Check every line below for the word "maltophilia" and copy the ones that have it.

— Start SUPPLIED RECORDS —

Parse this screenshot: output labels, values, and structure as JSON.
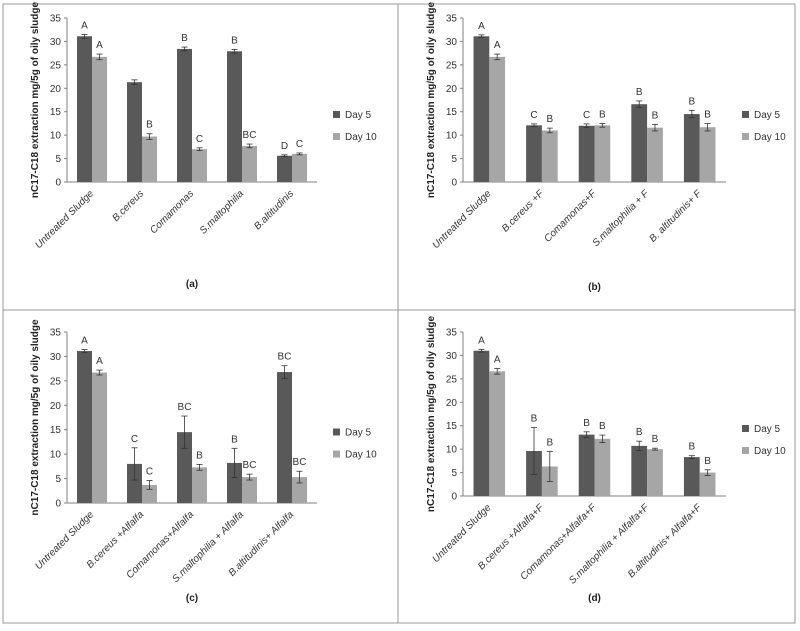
{
  "colors": {
    "day5": "#595959",
    "day10": "#a6a6a6"
  },
  "chart_data": [
    {
      "type": "bar",
      "panel_label": "(a)",
      "ylabel": "nC17-C18 extraction mg/5g of oily sludge",
      "ylim": [
        0,
        35
      ],
      "yticks": [
        0,
        5,
        10,
        15,
        20,
        25,
        30,
        35
      ],
      "categories": [
        "Untreated Sludge",
        "B.cereus",
        "Comamonas",
        "S.maltophilia",
        "B.altitudinis"
      ],
      "legend_position": "right",
      "series": [
        {
          "name": "Day 5",
          "values": [
            31.1,
            21.3,
            28.4,
            27.9,
            5.6
          ],
          "errors": [
            0.4,
            0.5,
            0.4,
            0.4,
            0.2
          ],
          "labels": [
            "A",
            "",
            "B",
            "B",
            "D"
          ]
        },
        {
          "name": "Day 10",
          "values": [
            26.7,
            9.7,
            7.0,
            7.7,
            6.0
          ],
          "errors": [
            0.6,
            0.6,
            0.3,
            0.4,
            0.2
          ],
          "labels": [
            "A",
            "B",
            "C",
            "BC",
            "C"
          ]
        }
      ]
    },
    {
      "type": "bar",
      "panel_label": "(b)",
      "ylabel": "nC17-C18 extraction mg/5g of oily sludge",
      "ylim": [
        0,
        35
      ],
      "yticks": [
        0,
        5,
        10,
        15,
        20,
        25,
        30,
        35
      ],
      "categories": [
        "Untreated Sludge",
        "B.cereus +F",
        "Comamonas+F",
        "S.maltophilia + F",
        "B. altitudinis+ F"
      ],
      "legend_position": "right",
      "series": [
        {
          "name": "Day 5",
          "values": [
            31.1,
            12.1,
            12.0,
            16.6,
            14.5
          ],
          "errors": [
            0.3,
            0.3,
            0.4,
            0.7,
            0.8
          ],
          "labels": [
            "A",
            "C",
            "C",
            "B",
            "B"
          ]
        },
        {
          "name": "Day 10",
          "values": [
            26.7,
            11.0,
            12.1,
            11.6,
            11.7
          ],
          "errors": [
            0.6,
            0.5,
            0.4,
            0.7,
            0.8
          ],
          "labels": [
            "A",
            "B",
            "B",
            "B",
            "B"
          ]
        }
      ]
    },
    {
      "type": "bar",
      "panel_label": "(c)",
      "ylabel": "nC17-C18 extraction mg/5g of oily sludge",
      "ylim": [
        0,
        35
      ],
      "yticks": [
        0,
        5,
        10,
        15,
        20,
        25,
        30,
        35
      ],
      "categories": [
        "Untreated Sludge",
        "B.cereus +Alfalfa",
        "Comamonas+Alfalfa",
        "S.maltophilia + Alfalfa",
        "B.altitudinis+ Alfalfa"
      ],
      "legend_position": "right",
      "series": [
        {
          "name": "Day 5",
          "values": [
            31.1,
            8.0,
            14.5,
            8.2,
            26.8
          ],
          "errors": [
            0.3,
            3.3,
            3.3,
            3.0,
            1.3
          ],
          "labels": [
            "A",
            "C",
            "BC",
            "B",
            "BC"
          ]
        },
        {
          "name": "Day 10",
          "values": [
            26.7,
            3.7,
            7.3,
            5.3,
            5.3
          ],
          "errors": [
            0.5,
            0.9,
            0.6,
            0.6,
            1.2
          ],
          "labels": [
            "A",
            "C",
            "B",
            "BC",
            "BC"
          ]
        }
      ]
    },
    {
      "type": "bar",
      "panel_label": "(d)",
      "ylabel": "nC17-C18 extraction mg/5g of oily sludge",
      "ylim": [
        0,
        35
      ],
      "yticks": [
        0,
        5,
        10,
        15,
        20,
        25,
        30,
        35
      ],
      "categories": [
        "Untreated Sludge",
        "B.cereus +Alfalfa+F",
        "Comamonas+Alfalfa+F",
        "S.maltophilia + Alfalfa+F",
        "B.altitudinis+ Alfalfa+F"
      ],
      "legend_position": "right",
      "series": [
        {
          "name": "Day 5",
          "values": [
            31.0,
            9.6,
            13.1,
            10.7,
            8.3
          ],
          "errors": [
            0.3,
            5.0,
            0.6,
            1.0,
            0.3
          ],
          "labels": [
            "A",
            "B",
            "B",
            "B",
            "B"
          ]
        },
        {
          "name": "Day 10",
          "values": [
            26.6,
            6.3,
            12.2,
            10.0,
            5.0
          ],
          "errors": [
            0.6,
            3.2,
            0.8,
            0.2,
            0.6
          ],
          "labels": [
            "A",
            "B",
            "B",
            "B",
            "B"
          ]
        }
      ]
    }
  ]
}
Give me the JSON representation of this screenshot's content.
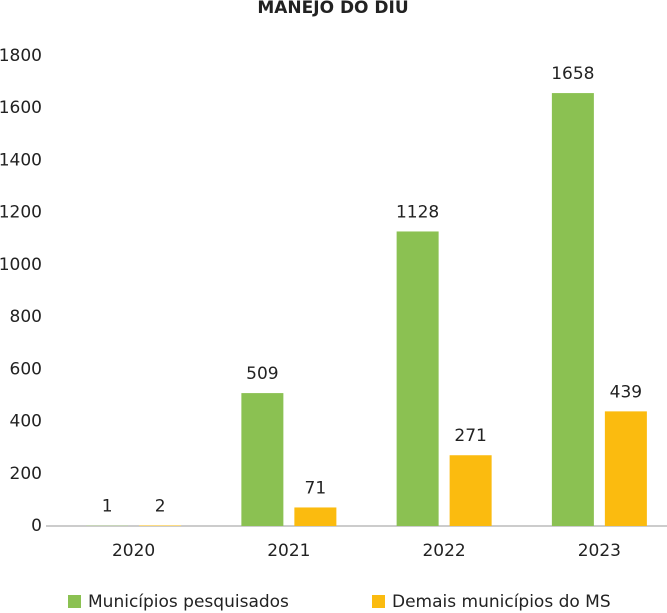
{
  "chart_data": {
    "type": "bar",
    "title": "MANEJO DO DIU",
    "categories": [
      "2020",
      "2021",
      "2022",
      "2023"
    ],
    "series": [
      {
        "name": "Municípios pesquisados",
        "color": "#8bc152",
        "values": [
          1,
          509,
          1128,
          1658
        ]
      },
      {
        "name": "Demais municípios do MS",
        "color": "#fbbb0f",
        "values": [
          2,
          71,
          271,
          439
        ]
      }
    ],
    "ylim": [
      0,
      1800
    ],
    "yticks": [
      0,
      200,
      400,
      600,
      800,
      1000,
      1200,
      1400,
      1600,
      1800
    ],
    "grid": false,
    "legend": "bottom"
  }
}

— End SUPPLIED RECORDS —

→ **WORKED ANSWER**:
        "S.maltophilia",
        "S.maltophilia + F",
        "S.maltophilia + Alfalfa",
        "S.maltophilia + Alfalfa+F",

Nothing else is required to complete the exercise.